-- BEGIN SELECTED EXCERPT --
Published On: Thu, Feb 27th, 2020

Government fights to retake the initiative as BBC looks to get slaughtered by licence fee refusal

It will not have escaped the reader’s notice that in recent weeks the nation has been having a debate about the funding of the BBC. At least, this is how the people who set the agenda for political discourse would no doubt characterise the sudden media environment so that it sounds as if the Government has the slightest bit of interest regarding how the People feel it should lead. In fact, the whole point of making the question of the BBC’s funding a very visible discussion point is to attempt to maintain the illusion that Government leads. For the truth of the matter is that the initiative with regards the BBC has been taken out of the hands of the British ruling class by individuals at the grassroots – in their hundreds of thousands – who have brought market place realities to bear on the BBC by not doing as Government absolutely relies on them to do (and as such, the Government’s weakness is revealed). In the last two or three years, the number of licence fees in force has been haemorrhaging. Prior to this period of time, a governmental review on decriminalisation of the enforcement of the licence fee had recommended that nothing change, and yet in the space of 5 years (the review was processed in 2015) the Government is finding that it has to react to circumstances that it didn’t expect. The so-called “Perry Review” decided that decriminalisation would lead to higher rates of licence fee evasion, and that criminal enforcement was best suited to the way licence fee was collected (“the current system of criminal enforcement should be maintained, at least while the method of licence fee collection remains in its present form”).  And yet a disastrous amount of licence fee “evasion” (the BBC defines any household without a licence as evading payment) has happened regardless.

Indeed, such are the state of things that it has become quite apparent that, for Government to react in a way that makes the BBC’s funding model sustainable, it would have to move in the opposite direction to the spirit of decriminalisation: it would have to make legislation close loopholes to make subscribers to on-demand television become liable for a licence; and it would have to give the BBC the draconian tools to make its licence enforcement division much more effective and efficient (all of which potentially could be done along civil enforcement lines). Obviously, and perhaps in the midst of Brexit turmoil (which presented an environment where the BBC could become reviled by those who espied its overt bias in favour of remaining in the EU), such measures would provoke a fight that Government does not want, perhaps fearing further dissipation of the illusion of its strength and right to lead and impose its agenda. And so the Government must move with its usual cunning, and pretend to be a friend to those who actually endanger it.
-- END SELECTED EXCERPT --
### PROBLEMS TO WORK ON:
**1.** Answer these questions using the article on BBC licence fee funding:
(a) In what year was the governmental review on decriminalisation of licence fee enforcement processed?
(b) How does the BBC define a household that is evading payment?
(c) Which subscribers would new legislation need to make liable for a licence?
**2.** Extend the article on BBC licence fee funding, starting after its final sentence.
The rows have no connection to the article on BBC licence fee funding.
-- BEGIN INFORMATION SUPPLIED --
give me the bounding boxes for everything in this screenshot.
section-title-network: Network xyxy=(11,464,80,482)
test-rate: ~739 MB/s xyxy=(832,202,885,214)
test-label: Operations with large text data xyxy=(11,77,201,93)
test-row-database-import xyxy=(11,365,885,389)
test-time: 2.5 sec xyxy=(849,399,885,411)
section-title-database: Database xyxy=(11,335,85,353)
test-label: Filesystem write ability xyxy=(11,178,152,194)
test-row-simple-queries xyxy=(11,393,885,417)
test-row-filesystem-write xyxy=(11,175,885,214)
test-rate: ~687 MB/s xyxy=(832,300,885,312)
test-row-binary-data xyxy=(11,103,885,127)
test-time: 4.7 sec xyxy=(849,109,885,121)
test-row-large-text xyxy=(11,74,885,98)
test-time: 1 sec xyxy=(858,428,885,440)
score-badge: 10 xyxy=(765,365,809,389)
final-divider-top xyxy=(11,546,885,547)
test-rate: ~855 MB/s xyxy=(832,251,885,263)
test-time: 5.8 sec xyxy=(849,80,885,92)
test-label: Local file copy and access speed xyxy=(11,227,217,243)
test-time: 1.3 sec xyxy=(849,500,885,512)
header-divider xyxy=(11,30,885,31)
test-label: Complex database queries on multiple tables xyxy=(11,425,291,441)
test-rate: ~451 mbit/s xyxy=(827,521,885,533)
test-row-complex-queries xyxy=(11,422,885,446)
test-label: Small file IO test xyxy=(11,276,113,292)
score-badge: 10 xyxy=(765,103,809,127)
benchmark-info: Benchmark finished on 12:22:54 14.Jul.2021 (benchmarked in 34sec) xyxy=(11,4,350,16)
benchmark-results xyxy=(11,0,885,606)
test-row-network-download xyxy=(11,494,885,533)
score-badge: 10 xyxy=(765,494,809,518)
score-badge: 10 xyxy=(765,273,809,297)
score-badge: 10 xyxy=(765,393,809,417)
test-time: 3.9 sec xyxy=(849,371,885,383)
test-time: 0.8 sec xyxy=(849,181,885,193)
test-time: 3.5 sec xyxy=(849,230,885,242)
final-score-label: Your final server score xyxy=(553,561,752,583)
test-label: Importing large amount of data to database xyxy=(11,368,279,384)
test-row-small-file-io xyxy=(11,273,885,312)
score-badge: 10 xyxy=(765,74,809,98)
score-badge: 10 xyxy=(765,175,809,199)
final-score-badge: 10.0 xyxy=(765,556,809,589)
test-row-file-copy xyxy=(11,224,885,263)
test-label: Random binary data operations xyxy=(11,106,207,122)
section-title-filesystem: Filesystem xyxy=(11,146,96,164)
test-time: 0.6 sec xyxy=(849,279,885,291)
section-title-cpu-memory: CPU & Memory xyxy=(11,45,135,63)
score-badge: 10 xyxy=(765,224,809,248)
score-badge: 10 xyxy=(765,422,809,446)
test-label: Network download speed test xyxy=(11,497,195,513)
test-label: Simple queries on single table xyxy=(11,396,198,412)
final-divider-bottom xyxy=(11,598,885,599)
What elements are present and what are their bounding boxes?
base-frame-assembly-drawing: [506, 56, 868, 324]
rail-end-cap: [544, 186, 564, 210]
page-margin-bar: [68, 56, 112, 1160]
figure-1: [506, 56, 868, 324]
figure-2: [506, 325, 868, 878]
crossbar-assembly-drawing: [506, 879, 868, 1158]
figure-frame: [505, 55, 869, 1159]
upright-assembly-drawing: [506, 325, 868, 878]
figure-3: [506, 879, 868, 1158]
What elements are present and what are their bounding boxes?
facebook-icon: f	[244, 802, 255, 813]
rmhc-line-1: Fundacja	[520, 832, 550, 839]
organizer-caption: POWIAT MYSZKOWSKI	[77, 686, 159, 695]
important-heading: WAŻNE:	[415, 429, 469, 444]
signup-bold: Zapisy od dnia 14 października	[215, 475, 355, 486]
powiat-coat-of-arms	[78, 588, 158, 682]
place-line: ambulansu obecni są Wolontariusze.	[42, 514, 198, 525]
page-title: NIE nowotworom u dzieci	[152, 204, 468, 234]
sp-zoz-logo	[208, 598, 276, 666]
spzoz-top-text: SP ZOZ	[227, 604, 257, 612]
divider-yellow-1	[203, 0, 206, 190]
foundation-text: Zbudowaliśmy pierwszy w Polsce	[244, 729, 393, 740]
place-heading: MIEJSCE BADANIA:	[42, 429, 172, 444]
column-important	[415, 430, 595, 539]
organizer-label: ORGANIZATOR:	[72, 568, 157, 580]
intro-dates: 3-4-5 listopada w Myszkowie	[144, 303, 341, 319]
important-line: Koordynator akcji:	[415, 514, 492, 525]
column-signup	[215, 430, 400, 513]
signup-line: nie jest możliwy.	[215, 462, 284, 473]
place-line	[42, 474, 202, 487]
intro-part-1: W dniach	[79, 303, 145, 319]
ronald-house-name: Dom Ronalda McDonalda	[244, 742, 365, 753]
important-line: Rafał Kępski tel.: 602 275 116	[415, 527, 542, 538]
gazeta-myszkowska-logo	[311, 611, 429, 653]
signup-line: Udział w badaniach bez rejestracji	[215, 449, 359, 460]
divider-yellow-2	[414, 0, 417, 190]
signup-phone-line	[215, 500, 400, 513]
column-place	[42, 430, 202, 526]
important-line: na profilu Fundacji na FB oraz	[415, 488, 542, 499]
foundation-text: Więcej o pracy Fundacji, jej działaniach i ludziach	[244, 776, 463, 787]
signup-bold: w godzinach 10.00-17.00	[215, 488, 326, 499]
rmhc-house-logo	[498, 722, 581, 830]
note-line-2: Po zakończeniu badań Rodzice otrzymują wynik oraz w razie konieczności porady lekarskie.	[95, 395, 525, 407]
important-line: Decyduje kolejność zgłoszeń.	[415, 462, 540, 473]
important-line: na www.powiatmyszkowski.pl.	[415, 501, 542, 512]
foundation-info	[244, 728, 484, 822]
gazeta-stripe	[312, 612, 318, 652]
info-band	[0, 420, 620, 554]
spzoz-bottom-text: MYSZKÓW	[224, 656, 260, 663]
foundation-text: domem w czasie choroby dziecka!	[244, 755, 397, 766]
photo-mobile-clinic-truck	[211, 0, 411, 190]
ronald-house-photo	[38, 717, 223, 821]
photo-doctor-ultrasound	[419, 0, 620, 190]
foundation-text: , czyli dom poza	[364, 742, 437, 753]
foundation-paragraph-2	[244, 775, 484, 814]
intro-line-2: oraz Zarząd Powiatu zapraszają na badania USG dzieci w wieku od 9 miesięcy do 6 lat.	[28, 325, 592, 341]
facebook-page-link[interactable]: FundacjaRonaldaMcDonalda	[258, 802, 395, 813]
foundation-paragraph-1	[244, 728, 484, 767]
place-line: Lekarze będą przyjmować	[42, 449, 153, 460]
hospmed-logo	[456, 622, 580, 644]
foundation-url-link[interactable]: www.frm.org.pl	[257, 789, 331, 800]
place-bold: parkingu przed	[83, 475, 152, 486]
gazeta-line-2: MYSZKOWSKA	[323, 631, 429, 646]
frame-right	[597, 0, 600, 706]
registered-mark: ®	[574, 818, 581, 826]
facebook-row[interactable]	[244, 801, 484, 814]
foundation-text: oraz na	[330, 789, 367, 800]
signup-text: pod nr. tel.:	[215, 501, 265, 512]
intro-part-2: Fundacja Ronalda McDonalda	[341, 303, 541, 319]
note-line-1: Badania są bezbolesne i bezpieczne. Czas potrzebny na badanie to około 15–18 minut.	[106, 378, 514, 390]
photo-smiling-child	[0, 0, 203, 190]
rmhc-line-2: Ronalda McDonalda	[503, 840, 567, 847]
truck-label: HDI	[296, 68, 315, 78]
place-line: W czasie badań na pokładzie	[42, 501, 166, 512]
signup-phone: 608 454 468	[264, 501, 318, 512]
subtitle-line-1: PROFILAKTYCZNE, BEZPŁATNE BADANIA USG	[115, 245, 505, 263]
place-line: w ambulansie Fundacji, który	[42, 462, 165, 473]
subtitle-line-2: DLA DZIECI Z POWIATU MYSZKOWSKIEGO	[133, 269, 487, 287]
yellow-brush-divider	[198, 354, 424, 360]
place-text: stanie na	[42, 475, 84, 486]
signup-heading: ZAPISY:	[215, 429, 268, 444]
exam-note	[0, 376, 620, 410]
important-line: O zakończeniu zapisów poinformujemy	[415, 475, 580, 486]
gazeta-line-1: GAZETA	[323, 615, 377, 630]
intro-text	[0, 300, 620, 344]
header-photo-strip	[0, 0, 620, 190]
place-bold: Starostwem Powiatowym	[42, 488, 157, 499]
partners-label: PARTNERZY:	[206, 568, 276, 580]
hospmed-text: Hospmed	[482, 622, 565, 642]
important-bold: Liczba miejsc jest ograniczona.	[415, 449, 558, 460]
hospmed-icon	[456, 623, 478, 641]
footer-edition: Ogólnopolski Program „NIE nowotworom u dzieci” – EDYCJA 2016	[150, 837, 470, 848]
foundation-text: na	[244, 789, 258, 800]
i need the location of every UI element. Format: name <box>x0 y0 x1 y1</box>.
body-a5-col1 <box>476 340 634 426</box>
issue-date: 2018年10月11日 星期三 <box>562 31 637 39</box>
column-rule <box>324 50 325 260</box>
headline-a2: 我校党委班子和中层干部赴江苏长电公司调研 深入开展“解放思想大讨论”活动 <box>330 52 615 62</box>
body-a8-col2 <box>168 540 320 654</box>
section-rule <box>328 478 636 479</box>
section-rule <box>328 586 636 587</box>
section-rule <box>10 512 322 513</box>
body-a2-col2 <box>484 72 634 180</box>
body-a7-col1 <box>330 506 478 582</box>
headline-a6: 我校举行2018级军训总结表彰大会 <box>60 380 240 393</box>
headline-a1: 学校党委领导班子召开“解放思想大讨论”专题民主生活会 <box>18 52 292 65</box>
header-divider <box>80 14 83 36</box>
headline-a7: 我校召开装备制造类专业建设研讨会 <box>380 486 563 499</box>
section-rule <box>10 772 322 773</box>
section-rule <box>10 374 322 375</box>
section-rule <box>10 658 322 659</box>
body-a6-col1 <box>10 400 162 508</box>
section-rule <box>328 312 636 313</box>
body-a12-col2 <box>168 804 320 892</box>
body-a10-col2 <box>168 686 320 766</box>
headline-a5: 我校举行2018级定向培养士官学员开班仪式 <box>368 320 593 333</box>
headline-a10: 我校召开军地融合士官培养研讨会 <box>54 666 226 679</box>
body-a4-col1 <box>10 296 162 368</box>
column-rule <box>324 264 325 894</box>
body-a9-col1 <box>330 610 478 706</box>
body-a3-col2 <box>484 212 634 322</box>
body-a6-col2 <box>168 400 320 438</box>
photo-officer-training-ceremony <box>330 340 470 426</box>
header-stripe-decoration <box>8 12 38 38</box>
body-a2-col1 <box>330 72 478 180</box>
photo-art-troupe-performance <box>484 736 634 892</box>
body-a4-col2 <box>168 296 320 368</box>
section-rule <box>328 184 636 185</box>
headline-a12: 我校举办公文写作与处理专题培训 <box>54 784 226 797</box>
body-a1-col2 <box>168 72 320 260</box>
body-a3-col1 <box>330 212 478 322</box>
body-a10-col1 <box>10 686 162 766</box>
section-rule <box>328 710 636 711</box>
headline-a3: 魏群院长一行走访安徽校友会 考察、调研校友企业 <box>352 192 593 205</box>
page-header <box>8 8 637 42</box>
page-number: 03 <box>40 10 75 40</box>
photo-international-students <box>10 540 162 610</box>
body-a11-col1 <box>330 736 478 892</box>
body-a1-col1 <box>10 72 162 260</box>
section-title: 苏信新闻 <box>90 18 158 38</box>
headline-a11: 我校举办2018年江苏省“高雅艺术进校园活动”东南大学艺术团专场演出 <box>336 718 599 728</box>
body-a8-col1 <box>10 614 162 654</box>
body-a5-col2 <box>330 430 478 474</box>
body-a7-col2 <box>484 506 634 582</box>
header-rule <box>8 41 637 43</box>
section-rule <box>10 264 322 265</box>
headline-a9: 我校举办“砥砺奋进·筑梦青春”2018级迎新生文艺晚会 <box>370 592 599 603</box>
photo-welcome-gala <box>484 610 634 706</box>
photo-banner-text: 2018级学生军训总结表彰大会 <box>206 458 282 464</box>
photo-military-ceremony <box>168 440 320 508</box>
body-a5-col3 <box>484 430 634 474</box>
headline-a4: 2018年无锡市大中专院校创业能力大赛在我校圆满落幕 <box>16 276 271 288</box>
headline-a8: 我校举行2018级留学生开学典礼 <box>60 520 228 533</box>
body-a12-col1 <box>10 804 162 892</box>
-- END INFORMATION SUPPLIED --
### THE REPLIES:
**1.**
(a) 2015
(b) Any household without a licence
(c) Subscribers to on-demand television

**2.**
The Government’s current consultation into decriminalising the licence fee appears to have begun in the first week of February and is set to last for eight weeks, after which there will be a decision whether or not to proceed and make enforcement of the licence fee a thing that must happen in the realm of civil law (explained briefly below). The soup that is discourse in the public arena in relation to the matter has been coming slowly to a boil. A good deal of heat was injected most recently when the Daily Mail reported results of a Freedom of Information request showing a dramatic decline in television licences in force over a year. Much at the same time as this (so one might begin to suspect that it had been coordinated) the sustainability of the licence fee was being discussed everywhere on television (as reported by the internet) from Question Time to Good Morning Britain – and a brief word directed aside must be said about this.

Because it is much more important than any other consideration that the Government impress as many as possible that it is proactive on the issue of the TV licence, the latter of these two television shows is perhaps the more effective conduit for the mass delivery of the required instruction because it sits amongst a day time schedule of magazine-style programming that isn’t supposed to be appreciated as propaganda, but nevertheless teaches its viewers to kowtow to authority; to respect the police and fear debt collectors, etc. The audience of a show like Question Time might think itself somewhat intellectually superior in relation to viewers of the likes of “Motorway Police stop drivers to give them a lecture” (a fictional title for the sake of an example), but what they watch is essentially the same tool as daytime television for creating sanctioned options for opinion to be held by the British general public.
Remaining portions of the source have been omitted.